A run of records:
** Start **
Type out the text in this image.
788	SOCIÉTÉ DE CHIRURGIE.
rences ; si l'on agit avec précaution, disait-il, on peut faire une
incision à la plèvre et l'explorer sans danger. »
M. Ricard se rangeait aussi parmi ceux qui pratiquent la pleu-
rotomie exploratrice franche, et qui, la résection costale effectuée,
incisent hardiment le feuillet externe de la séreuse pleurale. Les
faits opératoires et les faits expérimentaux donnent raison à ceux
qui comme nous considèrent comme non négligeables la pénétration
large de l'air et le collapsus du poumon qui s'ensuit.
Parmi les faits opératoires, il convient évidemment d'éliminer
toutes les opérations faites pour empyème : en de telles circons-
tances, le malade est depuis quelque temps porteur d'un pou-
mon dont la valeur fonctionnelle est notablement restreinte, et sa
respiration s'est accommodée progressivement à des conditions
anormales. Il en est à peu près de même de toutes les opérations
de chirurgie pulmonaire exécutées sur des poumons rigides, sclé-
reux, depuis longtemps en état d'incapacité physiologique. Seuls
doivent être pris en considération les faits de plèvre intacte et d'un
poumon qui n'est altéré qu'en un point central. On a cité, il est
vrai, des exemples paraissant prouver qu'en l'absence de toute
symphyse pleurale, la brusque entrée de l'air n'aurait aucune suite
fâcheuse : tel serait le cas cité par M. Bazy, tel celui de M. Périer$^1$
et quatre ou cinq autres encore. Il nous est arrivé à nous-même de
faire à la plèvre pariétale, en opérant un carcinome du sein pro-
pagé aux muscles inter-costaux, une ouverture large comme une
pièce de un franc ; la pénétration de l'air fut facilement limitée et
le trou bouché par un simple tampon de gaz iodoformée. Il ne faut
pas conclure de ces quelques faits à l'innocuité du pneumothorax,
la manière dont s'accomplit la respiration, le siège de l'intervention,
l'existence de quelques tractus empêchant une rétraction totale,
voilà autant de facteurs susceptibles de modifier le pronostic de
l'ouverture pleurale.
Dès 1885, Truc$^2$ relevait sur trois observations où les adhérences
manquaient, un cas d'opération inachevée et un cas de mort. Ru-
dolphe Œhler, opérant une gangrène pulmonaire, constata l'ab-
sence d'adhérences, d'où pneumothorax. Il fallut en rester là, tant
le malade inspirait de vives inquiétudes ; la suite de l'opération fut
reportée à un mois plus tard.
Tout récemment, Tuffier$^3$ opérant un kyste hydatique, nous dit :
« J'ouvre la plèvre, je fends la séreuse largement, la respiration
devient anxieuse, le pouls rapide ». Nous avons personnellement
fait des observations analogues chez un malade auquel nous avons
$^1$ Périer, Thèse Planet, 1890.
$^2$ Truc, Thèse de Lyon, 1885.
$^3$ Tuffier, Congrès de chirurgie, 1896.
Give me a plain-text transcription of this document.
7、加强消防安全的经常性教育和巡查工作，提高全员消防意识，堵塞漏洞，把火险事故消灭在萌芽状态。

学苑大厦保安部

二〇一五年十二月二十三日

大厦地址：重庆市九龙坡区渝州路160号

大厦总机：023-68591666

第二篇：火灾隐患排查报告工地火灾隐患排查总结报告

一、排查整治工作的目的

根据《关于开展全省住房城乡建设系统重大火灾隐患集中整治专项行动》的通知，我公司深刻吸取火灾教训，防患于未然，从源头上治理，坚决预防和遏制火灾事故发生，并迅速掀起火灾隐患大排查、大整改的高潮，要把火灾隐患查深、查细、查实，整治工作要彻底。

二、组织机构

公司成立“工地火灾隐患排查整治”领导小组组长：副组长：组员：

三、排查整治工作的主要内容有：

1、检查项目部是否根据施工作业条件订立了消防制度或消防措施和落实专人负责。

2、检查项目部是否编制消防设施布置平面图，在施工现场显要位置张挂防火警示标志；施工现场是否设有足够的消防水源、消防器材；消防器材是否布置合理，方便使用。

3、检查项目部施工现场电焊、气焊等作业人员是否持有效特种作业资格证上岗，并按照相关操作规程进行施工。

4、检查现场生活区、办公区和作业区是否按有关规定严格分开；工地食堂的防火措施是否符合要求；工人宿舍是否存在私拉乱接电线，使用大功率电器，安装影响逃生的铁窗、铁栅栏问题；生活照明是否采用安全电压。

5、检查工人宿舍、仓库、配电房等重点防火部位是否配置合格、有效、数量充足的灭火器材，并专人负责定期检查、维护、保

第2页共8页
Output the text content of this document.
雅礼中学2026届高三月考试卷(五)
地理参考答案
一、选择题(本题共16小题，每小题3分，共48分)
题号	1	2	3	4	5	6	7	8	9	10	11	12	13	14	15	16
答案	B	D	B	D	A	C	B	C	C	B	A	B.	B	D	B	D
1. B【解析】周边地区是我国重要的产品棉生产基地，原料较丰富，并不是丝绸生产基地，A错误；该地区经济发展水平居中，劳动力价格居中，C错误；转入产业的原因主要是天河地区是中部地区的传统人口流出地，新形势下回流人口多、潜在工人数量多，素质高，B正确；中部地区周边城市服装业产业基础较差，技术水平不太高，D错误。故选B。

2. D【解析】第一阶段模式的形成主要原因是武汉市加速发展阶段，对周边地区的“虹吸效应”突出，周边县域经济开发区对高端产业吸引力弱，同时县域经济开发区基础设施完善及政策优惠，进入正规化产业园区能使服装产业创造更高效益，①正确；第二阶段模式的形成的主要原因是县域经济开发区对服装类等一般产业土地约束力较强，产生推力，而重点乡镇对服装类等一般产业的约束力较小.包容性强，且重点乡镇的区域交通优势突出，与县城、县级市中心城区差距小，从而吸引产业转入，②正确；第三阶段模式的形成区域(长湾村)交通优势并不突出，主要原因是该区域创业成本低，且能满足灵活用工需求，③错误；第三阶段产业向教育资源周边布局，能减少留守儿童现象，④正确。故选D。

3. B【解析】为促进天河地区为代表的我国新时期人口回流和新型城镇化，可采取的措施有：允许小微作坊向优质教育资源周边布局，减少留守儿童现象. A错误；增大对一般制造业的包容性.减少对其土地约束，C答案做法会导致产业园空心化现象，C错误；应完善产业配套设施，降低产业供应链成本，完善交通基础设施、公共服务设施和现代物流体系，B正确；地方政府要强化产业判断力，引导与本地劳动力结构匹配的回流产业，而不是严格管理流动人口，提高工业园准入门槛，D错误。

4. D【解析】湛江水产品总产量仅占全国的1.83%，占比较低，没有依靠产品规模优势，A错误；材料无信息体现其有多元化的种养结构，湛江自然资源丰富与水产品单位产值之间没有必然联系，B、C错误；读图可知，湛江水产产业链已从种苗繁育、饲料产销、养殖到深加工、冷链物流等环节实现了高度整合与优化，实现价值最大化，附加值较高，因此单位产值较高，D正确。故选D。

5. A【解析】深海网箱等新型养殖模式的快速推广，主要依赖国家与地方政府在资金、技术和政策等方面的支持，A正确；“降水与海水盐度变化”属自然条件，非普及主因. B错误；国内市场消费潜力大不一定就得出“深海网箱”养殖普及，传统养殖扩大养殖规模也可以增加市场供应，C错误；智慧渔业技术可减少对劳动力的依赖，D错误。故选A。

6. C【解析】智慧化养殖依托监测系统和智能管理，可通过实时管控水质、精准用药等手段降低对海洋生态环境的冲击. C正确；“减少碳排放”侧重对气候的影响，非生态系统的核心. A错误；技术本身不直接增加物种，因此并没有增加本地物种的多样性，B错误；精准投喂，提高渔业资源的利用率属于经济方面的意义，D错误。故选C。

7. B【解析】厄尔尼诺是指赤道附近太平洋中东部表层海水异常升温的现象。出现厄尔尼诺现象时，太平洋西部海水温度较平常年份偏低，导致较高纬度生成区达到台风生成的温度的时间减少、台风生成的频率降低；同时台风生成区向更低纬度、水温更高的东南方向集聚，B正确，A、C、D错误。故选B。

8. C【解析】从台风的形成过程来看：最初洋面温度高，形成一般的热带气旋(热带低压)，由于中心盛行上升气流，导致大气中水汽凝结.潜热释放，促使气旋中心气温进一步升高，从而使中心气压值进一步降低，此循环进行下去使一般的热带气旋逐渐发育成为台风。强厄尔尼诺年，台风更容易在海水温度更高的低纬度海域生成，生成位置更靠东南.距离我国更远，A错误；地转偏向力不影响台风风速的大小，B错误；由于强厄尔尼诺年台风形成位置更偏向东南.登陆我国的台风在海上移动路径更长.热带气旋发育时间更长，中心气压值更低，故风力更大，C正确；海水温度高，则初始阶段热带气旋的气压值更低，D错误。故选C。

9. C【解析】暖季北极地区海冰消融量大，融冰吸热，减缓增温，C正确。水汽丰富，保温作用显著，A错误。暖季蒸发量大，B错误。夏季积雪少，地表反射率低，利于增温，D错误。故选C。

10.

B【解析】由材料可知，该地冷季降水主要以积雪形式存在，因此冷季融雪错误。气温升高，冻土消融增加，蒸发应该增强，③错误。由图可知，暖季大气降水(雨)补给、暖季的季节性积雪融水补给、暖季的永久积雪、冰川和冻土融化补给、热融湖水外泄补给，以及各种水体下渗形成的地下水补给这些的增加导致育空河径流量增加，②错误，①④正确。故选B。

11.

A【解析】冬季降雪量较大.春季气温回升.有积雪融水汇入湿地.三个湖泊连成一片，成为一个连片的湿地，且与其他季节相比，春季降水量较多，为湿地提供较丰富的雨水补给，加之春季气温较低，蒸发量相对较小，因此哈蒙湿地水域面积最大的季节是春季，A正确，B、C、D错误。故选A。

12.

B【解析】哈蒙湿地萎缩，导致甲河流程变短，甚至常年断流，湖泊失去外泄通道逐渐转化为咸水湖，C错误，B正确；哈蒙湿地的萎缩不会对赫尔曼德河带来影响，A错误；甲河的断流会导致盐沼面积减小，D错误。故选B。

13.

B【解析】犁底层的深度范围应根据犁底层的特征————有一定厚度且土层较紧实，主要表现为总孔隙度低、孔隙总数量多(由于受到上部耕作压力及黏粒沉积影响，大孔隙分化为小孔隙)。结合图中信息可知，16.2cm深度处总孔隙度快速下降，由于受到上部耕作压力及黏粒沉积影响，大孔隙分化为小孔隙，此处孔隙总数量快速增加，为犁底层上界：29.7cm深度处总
** End **
Exercise: Gather each line holding the string "séreuse".

Output of the exercise:
incisent hardiment le feuillet externe de la séreuse pleurale. Les
« J'ouvre la plèvre, je fends la séreuse largement, la respiration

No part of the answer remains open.